→ **Material to process**:
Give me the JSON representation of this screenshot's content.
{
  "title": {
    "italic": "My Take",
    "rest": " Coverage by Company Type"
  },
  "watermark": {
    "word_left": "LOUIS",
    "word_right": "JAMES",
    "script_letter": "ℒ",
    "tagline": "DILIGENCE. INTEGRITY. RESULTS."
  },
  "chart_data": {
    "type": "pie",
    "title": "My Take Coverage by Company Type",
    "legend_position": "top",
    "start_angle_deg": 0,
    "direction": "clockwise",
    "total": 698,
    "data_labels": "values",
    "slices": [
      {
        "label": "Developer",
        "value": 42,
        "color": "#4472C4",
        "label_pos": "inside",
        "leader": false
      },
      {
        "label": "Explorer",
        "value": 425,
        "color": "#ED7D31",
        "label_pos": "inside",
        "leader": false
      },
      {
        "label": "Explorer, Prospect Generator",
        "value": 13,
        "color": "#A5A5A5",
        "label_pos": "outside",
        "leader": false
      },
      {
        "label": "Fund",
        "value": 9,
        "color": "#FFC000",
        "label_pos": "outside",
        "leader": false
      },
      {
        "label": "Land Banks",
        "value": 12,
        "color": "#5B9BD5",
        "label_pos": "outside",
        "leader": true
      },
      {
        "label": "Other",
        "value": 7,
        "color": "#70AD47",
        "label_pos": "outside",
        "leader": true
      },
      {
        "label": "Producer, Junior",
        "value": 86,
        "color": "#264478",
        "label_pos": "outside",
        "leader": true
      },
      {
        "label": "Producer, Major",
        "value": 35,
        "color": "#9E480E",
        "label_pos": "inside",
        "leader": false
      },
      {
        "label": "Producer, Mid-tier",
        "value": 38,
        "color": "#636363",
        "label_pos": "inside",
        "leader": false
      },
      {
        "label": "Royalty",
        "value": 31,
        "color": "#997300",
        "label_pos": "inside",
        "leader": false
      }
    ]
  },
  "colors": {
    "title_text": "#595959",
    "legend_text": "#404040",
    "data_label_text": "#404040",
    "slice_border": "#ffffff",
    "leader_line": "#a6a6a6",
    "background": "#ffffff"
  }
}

→ **Exercise brief**: Identify the lines in the records above that contain the word "ffffff", then state how many there are and nothing more.

→ **Task result**: 2